- Stored data entries

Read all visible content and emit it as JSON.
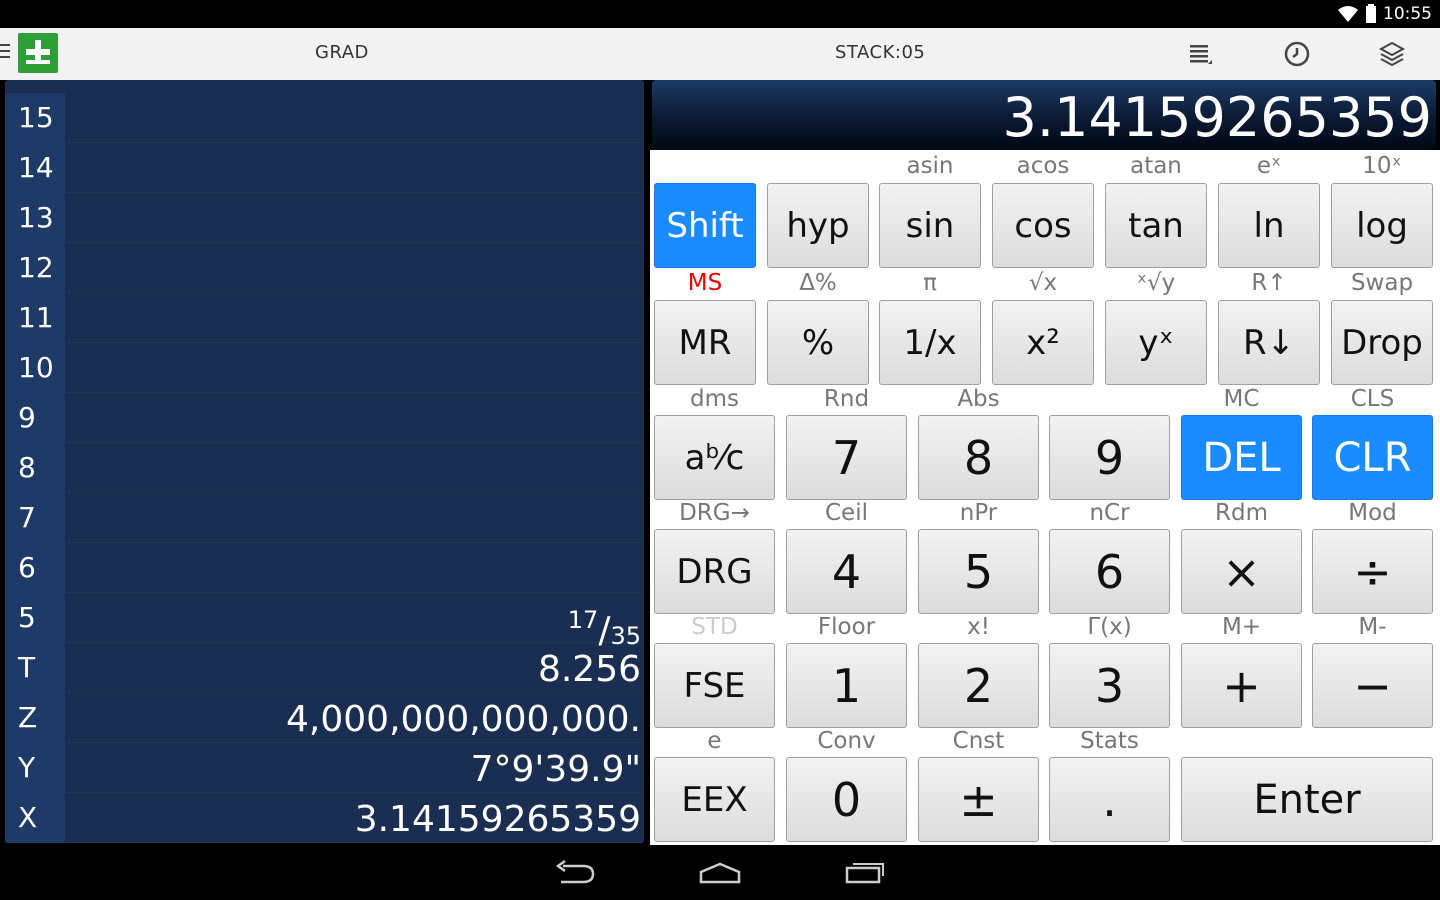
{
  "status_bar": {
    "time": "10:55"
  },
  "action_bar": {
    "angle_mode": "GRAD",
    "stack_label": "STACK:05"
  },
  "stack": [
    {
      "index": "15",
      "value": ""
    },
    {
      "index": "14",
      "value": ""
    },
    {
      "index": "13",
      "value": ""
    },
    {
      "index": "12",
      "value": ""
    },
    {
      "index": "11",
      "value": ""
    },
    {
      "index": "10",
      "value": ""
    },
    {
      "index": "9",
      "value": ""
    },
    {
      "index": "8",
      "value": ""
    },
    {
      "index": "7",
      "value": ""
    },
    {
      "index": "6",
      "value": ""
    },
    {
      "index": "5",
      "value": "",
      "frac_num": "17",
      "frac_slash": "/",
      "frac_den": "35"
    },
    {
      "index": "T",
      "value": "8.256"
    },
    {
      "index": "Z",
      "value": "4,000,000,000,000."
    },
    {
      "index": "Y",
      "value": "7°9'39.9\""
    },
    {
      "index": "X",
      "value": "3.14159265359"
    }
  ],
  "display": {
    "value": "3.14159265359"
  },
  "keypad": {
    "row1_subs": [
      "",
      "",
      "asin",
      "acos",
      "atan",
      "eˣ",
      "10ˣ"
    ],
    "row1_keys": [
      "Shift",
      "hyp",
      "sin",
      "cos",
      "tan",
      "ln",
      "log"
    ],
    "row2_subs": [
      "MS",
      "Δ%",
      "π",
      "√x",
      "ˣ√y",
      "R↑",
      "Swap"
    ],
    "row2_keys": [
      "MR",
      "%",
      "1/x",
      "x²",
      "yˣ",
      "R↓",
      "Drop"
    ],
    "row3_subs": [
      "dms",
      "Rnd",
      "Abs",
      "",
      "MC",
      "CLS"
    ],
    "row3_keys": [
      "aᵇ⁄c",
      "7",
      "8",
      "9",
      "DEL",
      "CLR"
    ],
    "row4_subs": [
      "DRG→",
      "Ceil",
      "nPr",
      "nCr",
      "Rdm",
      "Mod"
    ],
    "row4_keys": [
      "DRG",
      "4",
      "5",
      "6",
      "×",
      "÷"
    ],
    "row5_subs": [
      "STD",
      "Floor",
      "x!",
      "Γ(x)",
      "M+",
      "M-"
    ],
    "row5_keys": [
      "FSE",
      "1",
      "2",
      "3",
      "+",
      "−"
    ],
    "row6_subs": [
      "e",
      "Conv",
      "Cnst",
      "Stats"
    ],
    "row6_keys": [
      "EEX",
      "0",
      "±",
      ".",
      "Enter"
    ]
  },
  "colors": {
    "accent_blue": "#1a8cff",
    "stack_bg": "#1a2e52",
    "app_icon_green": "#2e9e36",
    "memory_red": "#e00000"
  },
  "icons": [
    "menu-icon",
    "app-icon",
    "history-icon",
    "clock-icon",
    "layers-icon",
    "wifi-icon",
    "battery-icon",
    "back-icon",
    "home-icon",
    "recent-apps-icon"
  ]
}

- THE REQUEST
Omit the pictures, then quote the rest of the material above exactly.

- TASK RESULT
Read all visible content and emit it as JSON.
{
  "status_bar": {
    "time": "10:55"
  },
  "action_bar": {
    "angle_mode": "GRAD",
    "stack_label": "STACK:05"
  },
  "stack": [
    {
      "index": "15",
      "value": ""
    },
    {
      "index": "14",
      "value": ""
    },
    {
      "index": "13",
      "value": ""
    },
    {
      "index": "12",
      "value": ""
    },
    {
      "index": "11",
      "value": ""
    },
    {
      "index": "10",
      "value": ""
    },
    {
      "index": "9",
      "value": ""
    },
    {
      "index": "8",
      "value": ""
    },
    {
      "index": "7",
      "value": ""
    },
    {
      "index": "6",
      "value": ""
    },
    {
      "index": "5",
      "value": "",
      "frac_num": "17",
      "frac_slash": "/",
      "frac_den": "35"
    },
    {
      "index": "T",
      "value": "8.256"
    },
    {
      "index": "Z",
      "value": "4,000,000,000,000."
    },
    {
      "index": "Y",
      "value": "7°9'39.9\""
    },
    {
      "index": "X",
      "value": "3.14159265359"
    }
  ],
  "display": {
    "value": "3.14159265359"
  },
  "keypad": {
    "row1_subs": [
      "",
      "",
      "asin",
      "acos",
      "atan",
      "eˣ",
      "10ˣ"
    ],
    "row1_keys": [
      "Shift",
      "hyp",
      "sin",
      "cos",
      "tan",
      "ln",
      "log"
    ],
    "row2_subs": [
      "MS",
      "Δ%",
      "π",
      "√x",
      "ˣ√y",
      "R↑",
      "Swap"
    ],
    "row2_keys": [
      "MR",
      "%",
      "1/x",
      "x²",
      "yˣ",
      "R↓",
      "Drop"
    ],
    "row3_subs": [
      "dms",
      "Rnd",
      "Abs",
      "",
      "MC",
      "CLS"
    ],
    "row3_keys": [
      "aᵇ⁄c",
      "7",
      "8",
      "9",
      "DEL",
      "CLR"
    ],
    "row4_subs": [
      "DRG→",
      "Ceil",
      "nPr",
      "nCr",
      "Rdm",
      "Mod"
    ],
    "row4_keys": [
      "DRG",
      "4",
      "5",
      "6",
      "×",
      "÷"
    ],
    "row5_subs": [
      "STD",
      "Floor",
      "x!",
      "Γ(x)",
      "M+",
      "M-"
    ],
    "row5_keys": [
      "FSE",
      "1",
      "2",
      "3",
      "+",
      "−"
    ],
    "row6_subs": [
      "e",
      "Conv",
      "Cnst",
      "Stats"
    ],
    "row6_keys": [
      "EEX",
      "0",
      "±",
      ".",
      "Enter"
    ]
  },
  "colors": {
    "accent_blue": "#1a8cff",
    "stack_bg": "#1a2e52",
    "app_icon_green": "#2e9e36",
    "memory_red": "#e00000"
  },
  "icons": [
    "menu-icon",
    "app-icon",
    "history-icon",
    "clock-icon",
    "layers-icon",
    "wifi-icon",
    "battery-icon",
    "back-icon",
    "home-icon",
    "recent-apps-icon"
  ]
}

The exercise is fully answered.